**Task details**. Look through the lines below and extract each one that contains "month".

**Information provided**.
++++++

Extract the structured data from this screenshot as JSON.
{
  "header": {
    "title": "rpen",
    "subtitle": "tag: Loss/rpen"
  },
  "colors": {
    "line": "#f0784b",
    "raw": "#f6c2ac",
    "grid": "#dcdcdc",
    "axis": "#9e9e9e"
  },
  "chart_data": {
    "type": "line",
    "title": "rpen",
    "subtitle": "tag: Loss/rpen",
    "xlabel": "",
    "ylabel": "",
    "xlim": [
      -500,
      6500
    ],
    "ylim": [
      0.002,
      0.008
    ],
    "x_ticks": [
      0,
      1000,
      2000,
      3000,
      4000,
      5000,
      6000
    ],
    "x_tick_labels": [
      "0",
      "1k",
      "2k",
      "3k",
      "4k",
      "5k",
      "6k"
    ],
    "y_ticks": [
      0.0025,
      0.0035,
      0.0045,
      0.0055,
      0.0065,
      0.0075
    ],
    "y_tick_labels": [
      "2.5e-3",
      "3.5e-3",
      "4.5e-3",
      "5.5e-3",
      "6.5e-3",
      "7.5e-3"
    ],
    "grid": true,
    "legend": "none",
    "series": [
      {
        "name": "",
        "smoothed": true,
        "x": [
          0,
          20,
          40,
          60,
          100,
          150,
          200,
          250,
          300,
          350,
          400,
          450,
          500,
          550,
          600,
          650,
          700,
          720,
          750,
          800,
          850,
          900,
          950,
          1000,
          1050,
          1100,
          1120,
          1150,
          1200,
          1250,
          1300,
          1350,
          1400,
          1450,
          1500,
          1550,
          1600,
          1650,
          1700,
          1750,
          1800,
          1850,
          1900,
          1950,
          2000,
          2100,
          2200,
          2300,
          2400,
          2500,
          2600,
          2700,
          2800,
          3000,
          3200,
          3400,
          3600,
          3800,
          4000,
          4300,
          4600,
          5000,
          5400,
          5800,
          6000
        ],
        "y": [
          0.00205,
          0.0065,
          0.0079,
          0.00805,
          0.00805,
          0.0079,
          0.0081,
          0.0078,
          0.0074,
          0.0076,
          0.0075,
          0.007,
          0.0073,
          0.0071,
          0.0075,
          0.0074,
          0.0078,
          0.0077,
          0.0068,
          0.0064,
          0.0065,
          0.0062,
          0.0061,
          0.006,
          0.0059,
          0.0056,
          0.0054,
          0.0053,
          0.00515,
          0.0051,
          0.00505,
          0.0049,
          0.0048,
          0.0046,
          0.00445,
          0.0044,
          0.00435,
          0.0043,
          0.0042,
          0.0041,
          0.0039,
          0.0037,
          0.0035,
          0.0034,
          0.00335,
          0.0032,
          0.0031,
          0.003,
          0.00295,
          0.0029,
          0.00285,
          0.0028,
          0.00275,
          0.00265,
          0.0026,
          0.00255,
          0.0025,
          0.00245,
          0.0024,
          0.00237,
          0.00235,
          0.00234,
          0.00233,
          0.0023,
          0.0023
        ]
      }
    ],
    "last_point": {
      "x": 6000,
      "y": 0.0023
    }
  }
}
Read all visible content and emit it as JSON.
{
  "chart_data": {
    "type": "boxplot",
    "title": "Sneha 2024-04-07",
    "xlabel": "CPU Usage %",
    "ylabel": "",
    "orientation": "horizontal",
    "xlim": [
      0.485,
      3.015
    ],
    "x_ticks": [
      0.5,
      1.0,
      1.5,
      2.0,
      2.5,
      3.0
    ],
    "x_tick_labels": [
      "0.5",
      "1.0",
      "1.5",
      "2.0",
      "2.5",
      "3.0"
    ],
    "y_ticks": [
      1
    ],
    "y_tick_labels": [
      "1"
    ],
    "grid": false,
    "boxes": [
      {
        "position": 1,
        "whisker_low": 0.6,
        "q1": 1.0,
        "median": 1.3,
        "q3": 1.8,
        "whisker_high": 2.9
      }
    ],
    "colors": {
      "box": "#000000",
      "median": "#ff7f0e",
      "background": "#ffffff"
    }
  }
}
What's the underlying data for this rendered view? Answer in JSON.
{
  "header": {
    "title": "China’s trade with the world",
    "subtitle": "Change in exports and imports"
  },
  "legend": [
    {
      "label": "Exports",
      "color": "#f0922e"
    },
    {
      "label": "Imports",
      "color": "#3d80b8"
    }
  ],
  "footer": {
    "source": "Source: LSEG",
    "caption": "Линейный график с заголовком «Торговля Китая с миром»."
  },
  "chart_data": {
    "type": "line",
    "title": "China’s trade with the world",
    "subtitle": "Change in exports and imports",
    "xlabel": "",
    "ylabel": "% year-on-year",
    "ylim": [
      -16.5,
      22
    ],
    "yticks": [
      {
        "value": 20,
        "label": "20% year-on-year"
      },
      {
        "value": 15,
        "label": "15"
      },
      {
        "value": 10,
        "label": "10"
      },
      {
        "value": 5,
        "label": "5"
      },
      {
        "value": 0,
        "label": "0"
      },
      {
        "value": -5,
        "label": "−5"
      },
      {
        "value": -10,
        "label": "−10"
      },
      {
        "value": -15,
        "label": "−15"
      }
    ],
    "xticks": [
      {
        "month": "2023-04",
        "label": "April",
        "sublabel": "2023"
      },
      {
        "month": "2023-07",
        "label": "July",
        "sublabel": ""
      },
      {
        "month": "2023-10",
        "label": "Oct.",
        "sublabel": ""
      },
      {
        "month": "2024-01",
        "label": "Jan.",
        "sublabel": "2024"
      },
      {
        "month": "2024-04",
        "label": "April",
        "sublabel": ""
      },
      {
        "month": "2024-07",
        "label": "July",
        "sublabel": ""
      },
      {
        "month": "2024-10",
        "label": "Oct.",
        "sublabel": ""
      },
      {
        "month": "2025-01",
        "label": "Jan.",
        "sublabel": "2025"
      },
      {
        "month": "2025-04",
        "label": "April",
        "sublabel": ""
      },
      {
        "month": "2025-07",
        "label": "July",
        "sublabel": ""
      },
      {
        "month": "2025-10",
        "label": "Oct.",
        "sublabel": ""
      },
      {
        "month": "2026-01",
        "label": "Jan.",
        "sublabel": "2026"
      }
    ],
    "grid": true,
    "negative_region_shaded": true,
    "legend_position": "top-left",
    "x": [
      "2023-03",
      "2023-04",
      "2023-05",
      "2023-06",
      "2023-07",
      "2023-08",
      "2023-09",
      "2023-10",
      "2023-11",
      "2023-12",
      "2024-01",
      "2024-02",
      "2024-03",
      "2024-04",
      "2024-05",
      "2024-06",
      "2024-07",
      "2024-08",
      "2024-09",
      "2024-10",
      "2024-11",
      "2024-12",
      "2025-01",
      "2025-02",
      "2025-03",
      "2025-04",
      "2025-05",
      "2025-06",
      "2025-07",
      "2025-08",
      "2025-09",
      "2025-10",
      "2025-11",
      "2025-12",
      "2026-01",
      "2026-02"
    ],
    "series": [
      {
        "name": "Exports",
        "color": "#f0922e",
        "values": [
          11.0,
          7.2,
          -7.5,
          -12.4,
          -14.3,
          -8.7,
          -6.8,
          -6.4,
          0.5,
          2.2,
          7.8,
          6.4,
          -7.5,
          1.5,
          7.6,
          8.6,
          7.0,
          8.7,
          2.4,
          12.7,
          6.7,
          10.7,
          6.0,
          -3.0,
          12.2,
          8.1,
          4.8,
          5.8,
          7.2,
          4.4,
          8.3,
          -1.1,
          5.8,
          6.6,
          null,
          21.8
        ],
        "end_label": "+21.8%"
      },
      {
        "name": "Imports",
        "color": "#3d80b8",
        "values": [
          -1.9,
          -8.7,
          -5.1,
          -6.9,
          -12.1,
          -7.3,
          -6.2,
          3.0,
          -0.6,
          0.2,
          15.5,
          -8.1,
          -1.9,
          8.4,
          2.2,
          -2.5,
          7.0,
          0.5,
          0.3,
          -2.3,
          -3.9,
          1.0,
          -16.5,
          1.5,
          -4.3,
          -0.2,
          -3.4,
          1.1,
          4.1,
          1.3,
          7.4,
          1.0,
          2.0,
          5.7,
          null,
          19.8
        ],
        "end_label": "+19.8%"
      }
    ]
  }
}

++++++

**Answer in full**.
        "month": "2023-04",
        "month": "2023-07",
        "month": "2023-10",
        "month": "2024-01",
        "month": "2024-04",
        "month": "2024-07",
        "month": "2024-10",
        "month": "2025-01",
        "month": "2025-04",
        "month": "2025-07",
        "month": "2025-10",
        "month": "2026-01",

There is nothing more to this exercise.